#### Short problem:
Copy the lines below verbatim, from the first one through the line that contains "- bar-wto-bound-2014: [1660, 317, 1701, 935]", and include that final line.

=== Data supplied ===

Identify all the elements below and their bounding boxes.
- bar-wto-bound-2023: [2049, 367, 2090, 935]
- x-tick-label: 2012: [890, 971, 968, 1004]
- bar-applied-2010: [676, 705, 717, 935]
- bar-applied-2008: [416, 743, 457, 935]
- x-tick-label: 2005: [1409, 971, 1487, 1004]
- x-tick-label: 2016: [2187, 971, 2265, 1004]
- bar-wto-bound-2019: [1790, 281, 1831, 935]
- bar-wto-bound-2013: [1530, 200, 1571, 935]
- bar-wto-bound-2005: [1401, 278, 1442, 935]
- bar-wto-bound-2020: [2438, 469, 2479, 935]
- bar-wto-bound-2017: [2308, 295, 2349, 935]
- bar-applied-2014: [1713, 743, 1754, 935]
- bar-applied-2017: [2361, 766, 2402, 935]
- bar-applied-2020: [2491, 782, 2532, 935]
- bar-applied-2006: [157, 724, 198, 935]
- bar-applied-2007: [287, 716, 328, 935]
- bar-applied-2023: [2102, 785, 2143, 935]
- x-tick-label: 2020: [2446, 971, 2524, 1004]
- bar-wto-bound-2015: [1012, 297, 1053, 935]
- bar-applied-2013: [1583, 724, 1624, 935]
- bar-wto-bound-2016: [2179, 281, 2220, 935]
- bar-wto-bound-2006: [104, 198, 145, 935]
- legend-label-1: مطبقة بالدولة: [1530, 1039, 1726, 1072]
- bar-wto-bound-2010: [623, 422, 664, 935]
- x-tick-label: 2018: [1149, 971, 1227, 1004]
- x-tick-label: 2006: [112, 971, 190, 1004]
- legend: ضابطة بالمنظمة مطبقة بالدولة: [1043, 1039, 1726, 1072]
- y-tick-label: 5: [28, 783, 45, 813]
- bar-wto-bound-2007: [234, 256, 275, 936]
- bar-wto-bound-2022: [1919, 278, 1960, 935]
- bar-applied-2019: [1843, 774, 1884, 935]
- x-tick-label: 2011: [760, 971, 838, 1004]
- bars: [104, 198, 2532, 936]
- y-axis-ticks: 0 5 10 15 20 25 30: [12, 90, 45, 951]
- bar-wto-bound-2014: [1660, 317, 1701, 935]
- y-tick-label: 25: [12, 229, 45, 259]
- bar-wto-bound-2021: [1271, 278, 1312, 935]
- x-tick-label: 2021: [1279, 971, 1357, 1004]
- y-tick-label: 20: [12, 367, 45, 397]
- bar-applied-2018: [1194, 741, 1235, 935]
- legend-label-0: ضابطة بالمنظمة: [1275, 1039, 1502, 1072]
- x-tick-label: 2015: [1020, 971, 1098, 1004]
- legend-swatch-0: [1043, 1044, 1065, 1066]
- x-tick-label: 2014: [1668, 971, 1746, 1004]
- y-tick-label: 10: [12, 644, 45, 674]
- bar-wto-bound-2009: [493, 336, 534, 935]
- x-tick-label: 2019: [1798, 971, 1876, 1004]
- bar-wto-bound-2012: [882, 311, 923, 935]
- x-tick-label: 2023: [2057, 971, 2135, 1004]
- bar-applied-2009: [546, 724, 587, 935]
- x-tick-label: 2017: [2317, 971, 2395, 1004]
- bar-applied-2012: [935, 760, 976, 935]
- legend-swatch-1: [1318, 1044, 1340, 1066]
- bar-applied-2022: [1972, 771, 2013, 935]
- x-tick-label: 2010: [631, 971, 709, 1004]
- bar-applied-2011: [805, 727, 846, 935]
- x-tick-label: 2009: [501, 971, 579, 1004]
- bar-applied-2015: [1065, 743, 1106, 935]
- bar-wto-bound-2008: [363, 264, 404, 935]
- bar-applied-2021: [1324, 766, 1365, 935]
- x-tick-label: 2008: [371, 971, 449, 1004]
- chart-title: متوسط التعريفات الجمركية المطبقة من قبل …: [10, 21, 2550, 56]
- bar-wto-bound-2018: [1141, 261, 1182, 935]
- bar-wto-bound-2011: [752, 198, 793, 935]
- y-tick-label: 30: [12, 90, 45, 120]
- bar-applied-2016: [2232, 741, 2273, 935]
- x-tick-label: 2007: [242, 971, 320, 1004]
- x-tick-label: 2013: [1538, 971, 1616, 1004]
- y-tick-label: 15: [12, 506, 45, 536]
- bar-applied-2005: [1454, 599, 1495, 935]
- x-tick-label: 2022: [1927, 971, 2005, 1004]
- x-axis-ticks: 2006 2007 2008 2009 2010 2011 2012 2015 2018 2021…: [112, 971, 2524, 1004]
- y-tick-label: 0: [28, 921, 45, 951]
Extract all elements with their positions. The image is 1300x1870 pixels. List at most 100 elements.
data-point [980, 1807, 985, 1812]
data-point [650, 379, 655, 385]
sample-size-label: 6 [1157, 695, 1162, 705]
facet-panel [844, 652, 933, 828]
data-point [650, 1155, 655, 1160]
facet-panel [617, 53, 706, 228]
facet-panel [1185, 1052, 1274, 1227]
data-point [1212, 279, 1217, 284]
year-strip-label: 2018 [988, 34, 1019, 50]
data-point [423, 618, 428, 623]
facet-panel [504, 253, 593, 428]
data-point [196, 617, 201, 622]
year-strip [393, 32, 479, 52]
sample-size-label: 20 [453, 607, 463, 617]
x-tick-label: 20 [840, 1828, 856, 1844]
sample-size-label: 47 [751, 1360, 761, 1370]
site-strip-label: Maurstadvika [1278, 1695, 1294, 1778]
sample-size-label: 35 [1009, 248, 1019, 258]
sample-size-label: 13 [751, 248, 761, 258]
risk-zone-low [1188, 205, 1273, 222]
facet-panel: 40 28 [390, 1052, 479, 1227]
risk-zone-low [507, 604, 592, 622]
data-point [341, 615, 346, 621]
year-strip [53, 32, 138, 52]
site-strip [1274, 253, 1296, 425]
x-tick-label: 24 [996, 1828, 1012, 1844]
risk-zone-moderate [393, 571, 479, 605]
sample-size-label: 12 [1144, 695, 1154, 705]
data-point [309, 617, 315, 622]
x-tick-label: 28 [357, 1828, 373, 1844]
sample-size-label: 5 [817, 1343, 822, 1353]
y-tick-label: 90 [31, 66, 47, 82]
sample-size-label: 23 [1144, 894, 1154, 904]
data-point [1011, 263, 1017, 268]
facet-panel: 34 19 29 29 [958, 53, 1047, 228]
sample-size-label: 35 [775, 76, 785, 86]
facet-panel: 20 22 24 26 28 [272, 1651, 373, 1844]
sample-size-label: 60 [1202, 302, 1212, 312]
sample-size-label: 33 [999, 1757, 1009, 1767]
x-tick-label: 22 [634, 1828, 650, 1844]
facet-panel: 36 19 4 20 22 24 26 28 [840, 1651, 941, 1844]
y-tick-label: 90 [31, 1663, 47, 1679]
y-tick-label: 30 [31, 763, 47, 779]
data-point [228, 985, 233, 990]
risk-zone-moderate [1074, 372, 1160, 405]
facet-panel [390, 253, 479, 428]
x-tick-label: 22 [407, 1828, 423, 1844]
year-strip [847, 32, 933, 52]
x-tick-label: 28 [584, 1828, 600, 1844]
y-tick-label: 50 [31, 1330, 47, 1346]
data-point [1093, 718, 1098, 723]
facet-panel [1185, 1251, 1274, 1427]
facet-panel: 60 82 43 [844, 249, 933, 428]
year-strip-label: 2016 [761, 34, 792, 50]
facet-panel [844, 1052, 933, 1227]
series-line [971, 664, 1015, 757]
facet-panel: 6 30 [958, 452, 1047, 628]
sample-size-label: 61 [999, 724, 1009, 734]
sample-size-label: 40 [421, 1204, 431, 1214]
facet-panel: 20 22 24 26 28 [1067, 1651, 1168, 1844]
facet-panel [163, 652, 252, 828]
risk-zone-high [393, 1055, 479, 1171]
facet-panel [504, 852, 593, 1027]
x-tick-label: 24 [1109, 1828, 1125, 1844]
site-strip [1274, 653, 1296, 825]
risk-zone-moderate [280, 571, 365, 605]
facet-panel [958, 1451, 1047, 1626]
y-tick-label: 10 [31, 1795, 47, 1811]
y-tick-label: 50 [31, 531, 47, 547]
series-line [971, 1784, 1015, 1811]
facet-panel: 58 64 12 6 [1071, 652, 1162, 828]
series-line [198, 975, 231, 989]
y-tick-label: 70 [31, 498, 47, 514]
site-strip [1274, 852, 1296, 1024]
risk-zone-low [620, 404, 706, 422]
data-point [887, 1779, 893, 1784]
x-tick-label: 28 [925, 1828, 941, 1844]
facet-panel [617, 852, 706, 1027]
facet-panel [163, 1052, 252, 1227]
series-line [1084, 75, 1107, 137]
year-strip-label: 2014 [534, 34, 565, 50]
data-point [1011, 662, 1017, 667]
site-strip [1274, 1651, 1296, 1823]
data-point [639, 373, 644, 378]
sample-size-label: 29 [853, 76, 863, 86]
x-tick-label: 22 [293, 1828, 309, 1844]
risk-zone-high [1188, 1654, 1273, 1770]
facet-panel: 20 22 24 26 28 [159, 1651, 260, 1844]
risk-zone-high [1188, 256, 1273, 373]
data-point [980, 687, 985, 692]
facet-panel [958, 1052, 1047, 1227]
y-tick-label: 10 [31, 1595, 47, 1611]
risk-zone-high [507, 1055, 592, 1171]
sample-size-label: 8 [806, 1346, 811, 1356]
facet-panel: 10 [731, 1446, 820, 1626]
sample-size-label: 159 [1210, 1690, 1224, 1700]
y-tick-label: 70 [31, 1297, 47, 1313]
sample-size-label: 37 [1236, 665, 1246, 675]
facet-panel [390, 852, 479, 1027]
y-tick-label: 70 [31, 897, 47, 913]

===

#### Correct response:
Identify all the elements below and their bounding boxes.
- bar-wto-bound-2023: [2049, 367, 2090, 935]
- x-tick-label: 2012: [890, 971, 968, 1004]
- bar-applied-2010: [676, 705, 717, 935]
- bar-applied-2008: [416, 743, 457, 935]
- x-tick-label: 2005: [1409, 971, 1487, 1004]
- x-tick-label: 2016: [2187, 971, 2265, 1004]
- bar-wto-bound-2019: [1790, 281, 1831, 935]
- bar-wto-bound-2013: [1530, 200, 1571, 935]
- bar-wto-bound-2005: [1401, 278, 1442, 935]
- bar-wto-bound-2020: [2438, 469, 2479, 935]
- bar-wto-bound-2017: [2308, 295, 2349, 935]
- bar-applied-2014: [1713, 743, 1754, 935]
- bar-applied-2017: [2361, 766, 2402, 935]
- bar-applied-2020: [2491, 782, 2532, 935]
- bar-applied-2006: [157, 724, 198, 935]
- bar-applied-2007: [287, 716, 328, 935]
- bar-applied-2023: [2102, 785, 2143, 935]
- x-tick-label: 2020: [2446, 971, 2524, 1004]
- bar-wto-bound-2015: [1012, 297, 1053, 935]
- bar-applied-2013: [1583, 724, 1624, 935]
- bar-wto-bound-2016: [2179, 281, 2220, 935]
- bar-wto-bound-2006: [104, 198, 145, 935]
- legend-label-1: مطبقة بالدولة: [1530, 1039, 1726, 1072]
- bar-wto-bound-2010: [623, 422, 664, 935]
- x-tick-label: 2018: [1149, 971, 1227, 1004]
- x-tick-label: 2006: [112, 971, 190, 1004]
- legend: ضابطة بالمنظمة مطبقة بالدولة: [1043, 1039, 1726, 1072]
- y-tick-label: 5: [28, 783, 45, 813]
- bar-wto-bound-2007: [234, 256, 275, 936]
- bar-wto-bound-2022: [1919, 278, 1960, 935]
- bar-applied-2019: [1843, 774, 1884, 935]
- x-tick-label: 2011: [760, 971, 838, 1004]
- bars: [104, 198, 2532, 936]
- y-axis-ticks: 0 5 10 15 20 25 30: [12, 90, 45, 951]
- bar-wto-bound-2014: [1660, 317, 1701, 935]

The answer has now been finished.